▶ **Data excerpts**:

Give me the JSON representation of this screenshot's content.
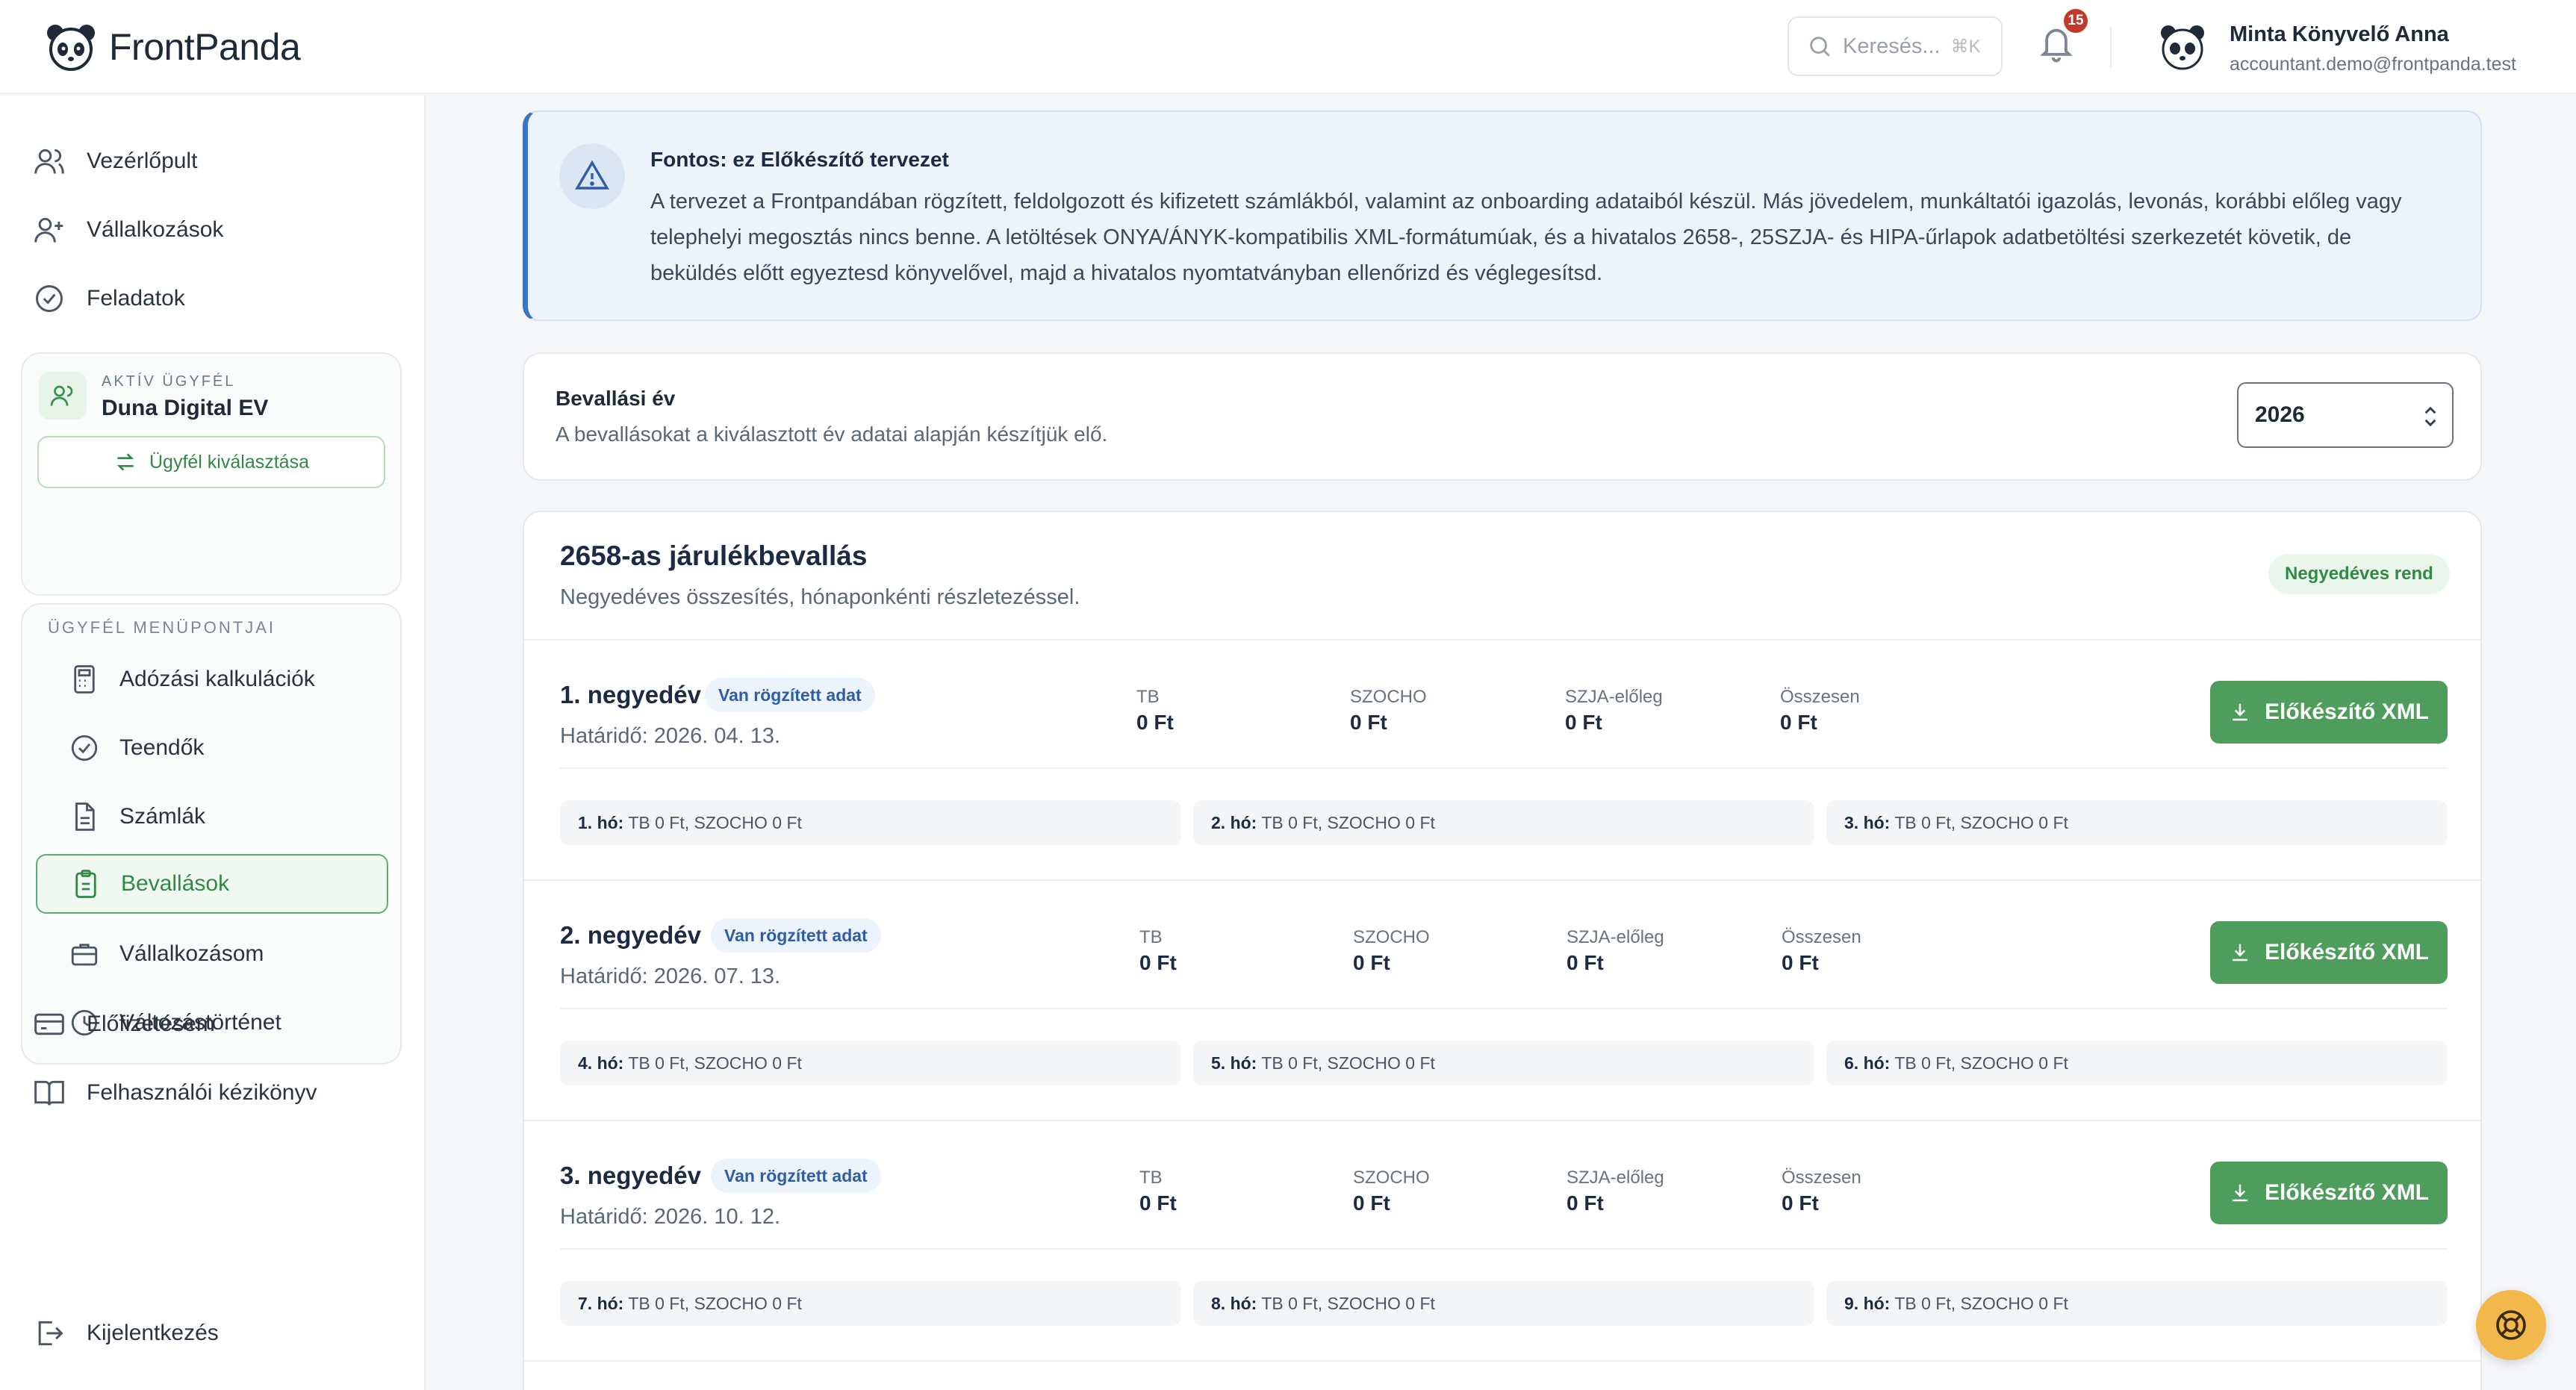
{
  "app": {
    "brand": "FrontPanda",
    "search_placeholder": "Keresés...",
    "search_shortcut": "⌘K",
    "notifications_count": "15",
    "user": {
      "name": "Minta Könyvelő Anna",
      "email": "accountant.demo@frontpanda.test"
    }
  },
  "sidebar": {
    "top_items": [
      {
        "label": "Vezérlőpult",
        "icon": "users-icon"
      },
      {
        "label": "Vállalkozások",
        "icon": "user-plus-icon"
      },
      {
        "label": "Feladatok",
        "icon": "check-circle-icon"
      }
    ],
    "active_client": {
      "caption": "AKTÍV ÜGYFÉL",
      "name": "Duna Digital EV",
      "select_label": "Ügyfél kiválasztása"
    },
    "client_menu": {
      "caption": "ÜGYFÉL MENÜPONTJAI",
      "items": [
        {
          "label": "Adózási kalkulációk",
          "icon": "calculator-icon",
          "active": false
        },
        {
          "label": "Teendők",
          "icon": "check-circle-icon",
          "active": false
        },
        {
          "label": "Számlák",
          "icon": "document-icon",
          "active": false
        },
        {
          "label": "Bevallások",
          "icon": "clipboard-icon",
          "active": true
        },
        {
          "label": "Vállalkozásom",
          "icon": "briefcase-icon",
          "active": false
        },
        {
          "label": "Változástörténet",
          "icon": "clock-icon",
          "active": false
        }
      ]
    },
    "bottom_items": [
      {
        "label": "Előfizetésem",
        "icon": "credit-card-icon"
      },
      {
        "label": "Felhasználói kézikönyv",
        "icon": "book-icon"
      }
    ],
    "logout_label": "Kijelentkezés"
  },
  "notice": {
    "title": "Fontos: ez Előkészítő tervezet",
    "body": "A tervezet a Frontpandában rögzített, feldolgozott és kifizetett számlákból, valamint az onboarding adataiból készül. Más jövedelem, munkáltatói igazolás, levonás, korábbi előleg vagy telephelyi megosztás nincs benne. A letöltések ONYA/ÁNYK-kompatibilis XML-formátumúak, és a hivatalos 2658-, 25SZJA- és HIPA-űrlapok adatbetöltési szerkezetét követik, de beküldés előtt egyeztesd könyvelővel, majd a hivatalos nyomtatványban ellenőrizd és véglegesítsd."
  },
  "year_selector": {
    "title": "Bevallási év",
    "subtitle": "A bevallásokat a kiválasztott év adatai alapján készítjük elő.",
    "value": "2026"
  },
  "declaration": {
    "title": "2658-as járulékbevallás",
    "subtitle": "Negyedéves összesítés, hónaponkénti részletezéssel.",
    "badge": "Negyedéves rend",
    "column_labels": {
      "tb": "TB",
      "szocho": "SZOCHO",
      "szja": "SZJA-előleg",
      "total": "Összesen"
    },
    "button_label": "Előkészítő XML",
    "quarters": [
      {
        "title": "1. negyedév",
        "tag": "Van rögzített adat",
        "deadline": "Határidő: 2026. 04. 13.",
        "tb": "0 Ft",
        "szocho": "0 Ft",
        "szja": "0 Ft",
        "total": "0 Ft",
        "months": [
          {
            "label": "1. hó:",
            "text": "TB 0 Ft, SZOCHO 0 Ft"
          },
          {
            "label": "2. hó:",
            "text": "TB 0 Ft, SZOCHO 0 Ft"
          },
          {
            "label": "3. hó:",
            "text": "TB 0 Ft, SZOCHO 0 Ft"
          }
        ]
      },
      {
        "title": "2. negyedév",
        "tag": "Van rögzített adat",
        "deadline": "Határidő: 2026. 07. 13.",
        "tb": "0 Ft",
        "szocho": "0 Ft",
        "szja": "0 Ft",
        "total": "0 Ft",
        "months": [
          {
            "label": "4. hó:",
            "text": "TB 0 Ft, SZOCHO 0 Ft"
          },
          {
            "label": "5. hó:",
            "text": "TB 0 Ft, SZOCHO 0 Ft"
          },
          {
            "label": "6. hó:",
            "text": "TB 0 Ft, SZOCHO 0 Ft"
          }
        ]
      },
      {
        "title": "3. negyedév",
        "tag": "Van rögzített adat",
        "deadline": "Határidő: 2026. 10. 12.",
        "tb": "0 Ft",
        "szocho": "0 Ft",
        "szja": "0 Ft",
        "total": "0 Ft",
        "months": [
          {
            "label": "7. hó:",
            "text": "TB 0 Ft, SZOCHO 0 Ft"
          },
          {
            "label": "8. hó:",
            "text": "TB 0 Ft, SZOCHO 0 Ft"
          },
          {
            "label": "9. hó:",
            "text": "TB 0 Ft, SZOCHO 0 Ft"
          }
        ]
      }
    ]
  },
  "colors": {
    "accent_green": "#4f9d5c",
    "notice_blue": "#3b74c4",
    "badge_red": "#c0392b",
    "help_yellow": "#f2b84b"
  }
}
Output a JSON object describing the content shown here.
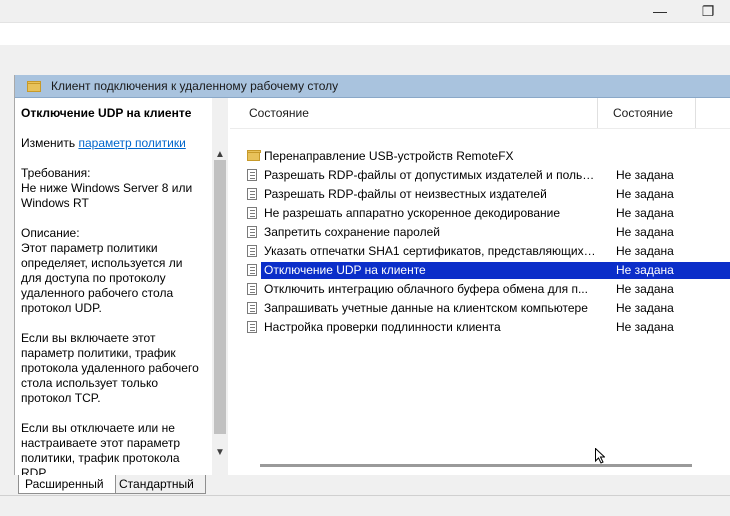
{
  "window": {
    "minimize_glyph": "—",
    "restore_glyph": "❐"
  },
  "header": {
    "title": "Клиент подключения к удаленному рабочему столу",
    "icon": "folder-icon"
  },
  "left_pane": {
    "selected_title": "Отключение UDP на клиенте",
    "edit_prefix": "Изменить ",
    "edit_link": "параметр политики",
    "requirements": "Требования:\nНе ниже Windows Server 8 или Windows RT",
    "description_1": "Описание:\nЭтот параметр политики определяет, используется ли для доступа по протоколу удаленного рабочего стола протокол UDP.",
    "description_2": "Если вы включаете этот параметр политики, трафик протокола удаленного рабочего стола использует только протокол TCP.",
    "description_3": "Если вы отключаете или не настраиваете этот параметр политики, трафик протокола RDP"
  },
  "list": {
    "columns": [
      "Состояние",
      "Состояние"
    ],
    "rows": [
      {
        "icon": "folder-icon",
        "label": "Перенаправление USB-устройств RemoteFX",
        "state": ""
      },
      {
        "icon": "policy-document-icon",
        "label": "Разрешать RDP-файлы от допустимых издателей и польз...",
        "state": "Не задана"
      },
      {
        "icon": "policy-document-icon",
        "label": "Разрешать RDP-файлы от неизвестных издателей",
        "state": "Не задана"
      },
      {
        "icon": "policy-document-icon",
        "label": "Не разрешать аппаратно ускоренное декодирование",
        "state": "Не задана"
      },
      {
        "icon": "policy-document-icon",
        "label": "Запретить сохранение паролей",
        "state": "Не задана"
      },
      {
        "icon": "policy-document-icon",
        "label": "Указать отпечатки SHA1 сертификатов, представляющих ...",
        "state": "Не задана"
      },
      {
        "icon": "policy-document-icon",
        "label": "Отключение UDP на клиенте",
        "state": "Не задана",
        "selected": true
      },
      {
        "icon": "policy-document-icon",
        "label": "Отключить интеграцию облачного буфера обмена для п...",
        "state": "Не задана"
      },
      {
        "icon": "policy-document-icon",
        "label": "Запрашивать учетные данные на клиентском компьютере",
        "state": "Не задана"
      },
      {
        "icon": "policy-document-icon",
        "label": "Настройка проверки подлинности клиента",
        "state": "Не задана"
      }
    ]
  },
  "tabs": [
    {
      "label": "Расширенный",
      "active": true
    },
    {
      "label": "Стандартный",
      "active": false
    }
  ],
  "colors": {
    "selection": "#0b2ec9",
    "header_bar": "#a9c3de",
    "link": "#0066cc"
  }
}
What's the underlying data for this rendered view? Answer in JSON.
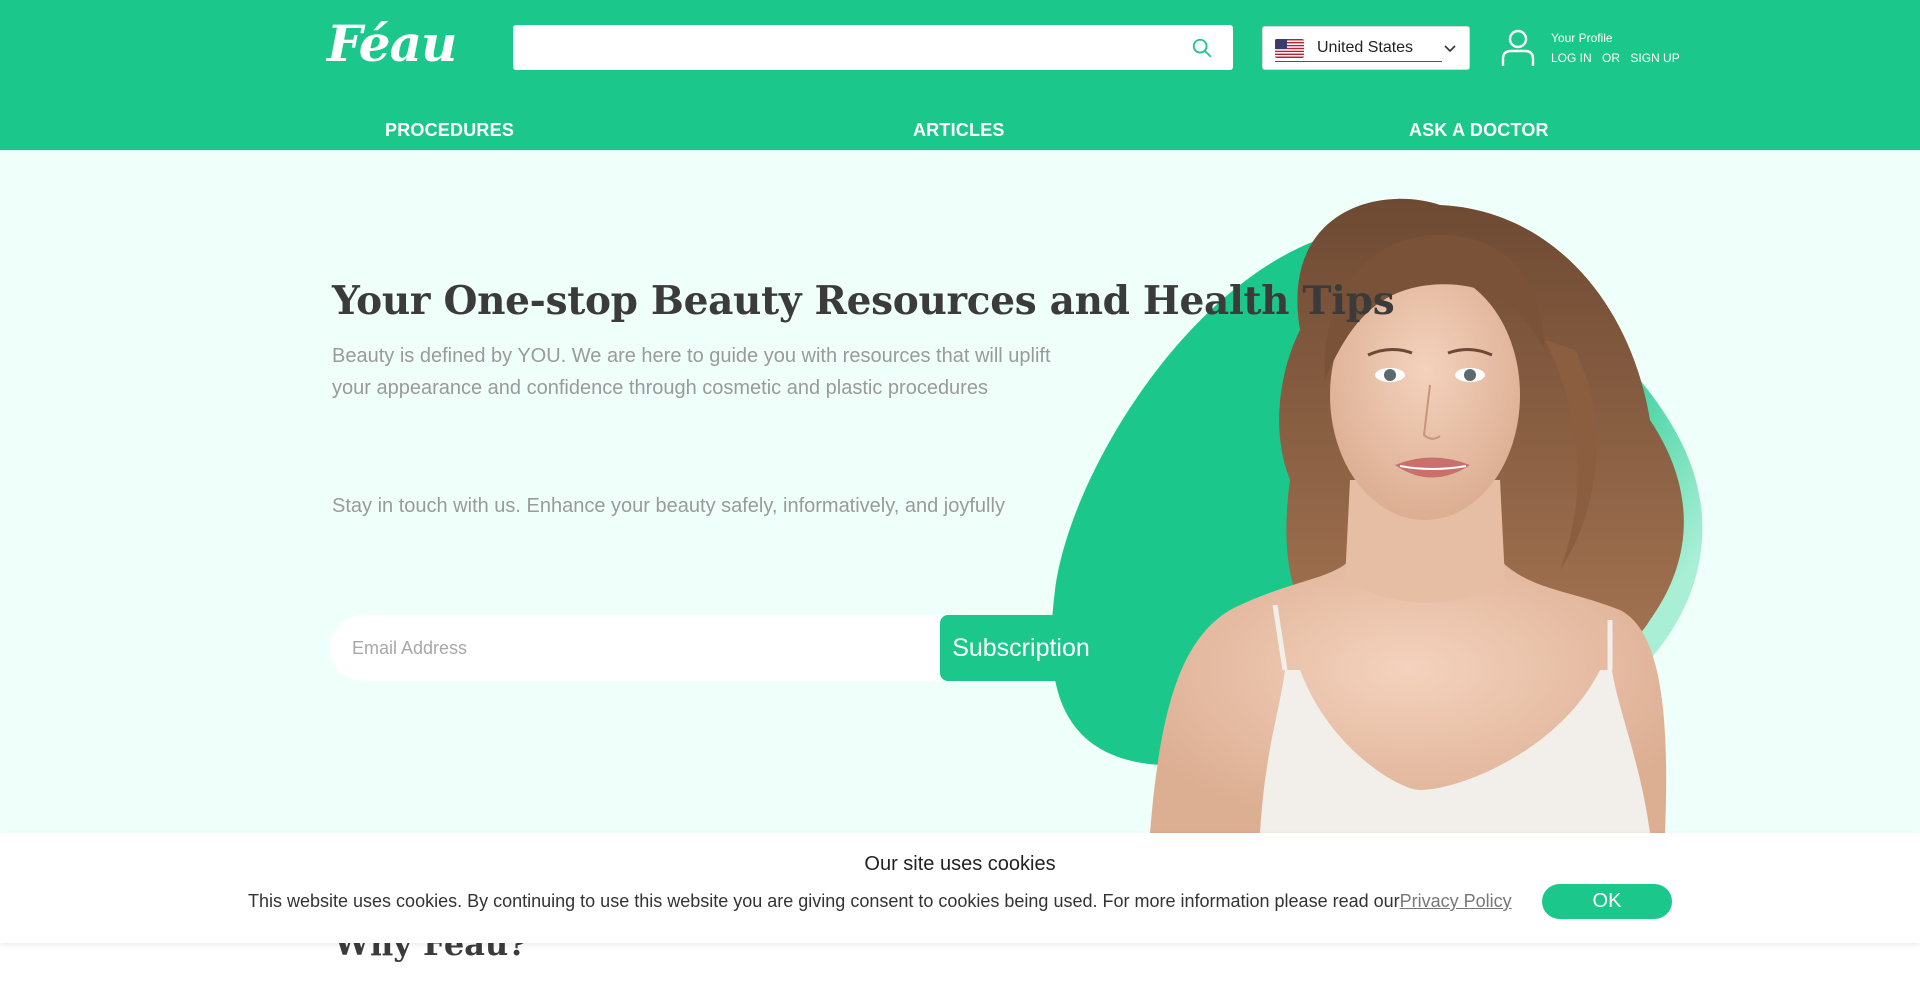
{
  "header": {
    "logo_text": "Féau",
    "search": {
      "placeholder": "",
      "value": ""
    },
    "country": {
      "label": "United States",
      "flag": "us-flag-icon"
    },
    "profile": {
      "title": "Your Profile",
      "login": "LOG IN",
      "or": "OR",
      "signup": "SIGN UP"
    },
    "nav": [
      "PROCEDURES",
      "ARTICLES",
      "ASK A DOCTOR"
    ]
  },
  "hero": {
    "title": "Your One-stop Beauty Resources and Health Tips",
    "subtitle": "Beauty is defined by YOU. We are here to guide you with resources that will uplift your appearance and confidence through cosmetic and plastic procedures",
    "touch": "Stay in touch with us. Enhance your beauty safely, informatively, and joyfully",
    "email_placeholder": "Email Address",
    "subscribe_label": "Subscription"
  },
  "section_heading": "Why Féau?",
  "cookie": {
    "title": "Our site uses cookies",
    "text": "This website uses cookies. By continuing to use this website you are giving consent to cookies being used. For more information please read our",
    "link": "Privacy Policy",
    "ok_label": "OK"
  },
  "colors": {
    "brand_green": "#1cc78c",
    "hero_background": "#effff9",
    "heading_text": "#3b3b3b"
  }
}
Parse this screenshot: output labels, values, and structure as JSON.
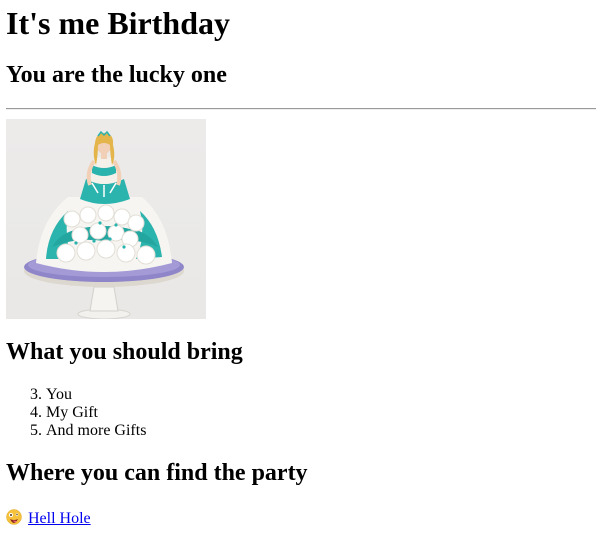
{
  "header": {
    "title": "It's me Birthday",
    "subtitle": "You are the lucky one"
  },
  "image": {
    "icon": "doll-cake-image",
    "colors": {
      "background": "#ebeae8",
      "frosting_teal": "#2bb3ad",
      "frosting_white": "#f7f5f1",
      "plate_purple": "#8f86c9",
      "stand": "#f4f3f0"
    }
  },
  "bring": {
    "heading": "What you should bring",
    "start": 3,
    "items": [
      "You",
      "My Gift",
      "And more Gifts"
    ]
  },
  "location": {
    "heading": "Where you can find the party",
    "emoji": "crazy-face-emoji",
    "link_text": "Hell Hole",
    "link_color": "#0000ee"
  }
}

▶ **What is asked**: Only the lines from the line bearing "Parse this screenshot: output" to the end of the listing above, both inclusive, should be extracted verbatim; the pictures are excluded.

▶ **Result of the task**:
Parse this screenshot: output labels, values, and structure as JSON.
{
  "header": {
    "title": "It's me Birthday",
    "subtitle": "You are the lucky one"
  },
  "image": {
    "icon": "doll-cake-image",
    "colors": {
      "background": "#ebeae8",
      "frosting_teal": "#2bb3ad",
      "frosting_white": "#f7f5f1",
      "plate_purple": "#8f86c9",
      "stand": "#f4f3f0"
    }
  },
  "bring": {
    "heading": "What you should bring",
    "start": 3,
    "items": [
      "You",
      "My Gift",
      "And more Gifts"
    ]
  },
  "location": {
    "heading": "Where you can find the party",
    "emoji": "crazy-face-emoji",
    "link_text": "Hell Hole",
    "link_color": "#0000ee"
  }
}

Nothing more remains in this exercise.